» Task to complete: Each line that holds the word "Numbers" should be returned.

** Begin **

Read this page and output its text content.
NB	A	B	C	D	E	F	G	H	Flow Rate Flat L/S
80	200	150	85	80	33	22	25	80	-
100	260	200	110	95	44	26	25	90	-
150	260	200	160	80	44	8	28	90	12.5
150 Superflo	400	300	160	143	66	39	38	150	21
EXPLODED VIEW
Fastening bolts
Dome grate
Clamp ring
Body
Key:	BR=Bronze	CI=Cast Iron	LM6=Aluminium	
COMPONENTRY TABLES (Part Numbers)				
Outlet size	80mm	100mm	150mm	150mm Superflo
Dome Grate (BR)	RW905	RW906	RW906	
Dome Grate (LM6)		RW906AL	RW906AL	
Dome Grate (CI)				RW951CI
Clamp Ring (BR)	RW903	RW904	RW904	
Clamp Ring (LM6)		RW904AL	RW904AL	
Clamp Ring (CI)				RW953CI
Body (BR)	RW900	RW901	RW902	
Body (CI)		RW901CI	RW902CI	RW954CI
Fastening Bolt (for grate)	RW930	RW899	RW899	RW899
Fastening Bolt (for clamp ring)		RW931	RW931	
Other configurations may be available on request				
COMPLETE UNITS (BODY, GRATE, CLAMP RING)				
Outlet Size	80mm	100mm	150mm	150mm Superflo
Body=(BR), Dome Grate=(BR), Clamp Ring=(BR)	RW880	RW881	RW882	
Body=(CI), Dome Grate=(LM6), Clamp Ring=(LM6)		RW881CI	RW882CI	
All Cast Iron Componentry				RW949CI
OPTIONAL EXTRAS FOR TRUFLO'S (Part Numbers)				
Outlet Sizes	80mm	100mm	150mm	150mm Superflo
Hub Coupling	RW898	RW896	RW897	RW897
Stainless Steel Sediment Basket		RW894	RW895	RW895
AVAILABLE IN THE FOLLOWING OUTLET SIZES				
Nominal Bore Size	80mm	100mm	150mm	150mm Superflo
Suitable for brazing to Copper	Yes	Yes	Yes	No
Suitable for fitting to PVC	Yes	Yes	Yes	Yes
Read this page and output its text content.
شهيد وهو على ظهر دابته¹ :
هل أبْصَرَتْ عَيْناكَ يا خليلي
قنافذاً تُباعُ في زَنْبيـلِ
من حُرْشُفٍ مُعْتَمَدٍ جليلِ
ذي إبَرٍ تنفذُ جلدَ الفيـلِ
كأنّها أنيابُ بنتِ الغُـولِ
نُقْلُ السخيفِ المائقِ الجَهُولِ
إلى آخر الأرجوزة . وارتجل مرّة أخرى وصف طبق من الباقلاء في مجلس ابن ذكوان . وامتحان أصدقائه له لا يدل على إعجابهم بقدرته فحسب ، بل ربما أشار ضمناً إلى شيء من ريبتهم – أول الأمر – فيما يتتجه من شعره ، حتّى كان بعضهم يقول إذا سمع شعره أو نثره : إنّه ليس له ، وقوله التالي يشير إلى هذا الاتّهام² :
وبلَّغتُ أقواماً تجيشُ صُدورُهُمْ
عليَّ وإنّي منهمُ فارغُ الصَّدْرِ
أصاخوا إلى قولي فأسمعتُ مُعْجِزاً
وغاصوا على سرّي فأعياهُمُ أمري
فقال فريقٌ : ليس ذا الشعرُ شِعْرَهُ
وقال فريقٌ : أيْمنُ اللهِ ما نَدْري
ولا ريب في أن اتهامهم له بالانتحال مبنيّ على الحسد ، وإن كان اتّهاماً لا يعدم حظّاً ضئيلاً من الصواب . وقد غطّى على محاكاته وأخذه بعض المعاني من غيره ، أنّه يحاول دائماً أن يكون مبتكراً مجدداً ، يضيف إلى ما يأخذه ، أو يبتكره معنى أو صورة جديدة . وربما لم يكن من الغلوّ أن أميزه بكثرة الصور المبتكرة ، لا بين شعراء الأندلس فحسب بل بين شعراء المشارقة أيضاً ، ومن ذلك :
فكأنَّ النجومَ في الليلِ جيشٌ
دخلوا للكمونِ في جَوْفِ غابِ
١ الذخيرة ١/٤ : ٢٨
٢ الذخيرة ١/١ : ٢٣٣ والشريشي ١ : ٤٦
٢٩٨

** End **

» Full answer:
COMPONENTRY TABLES (Part Numbers)				
OPTIONAL EXTRAS FOR TRUFLO'S (Part Numbers)				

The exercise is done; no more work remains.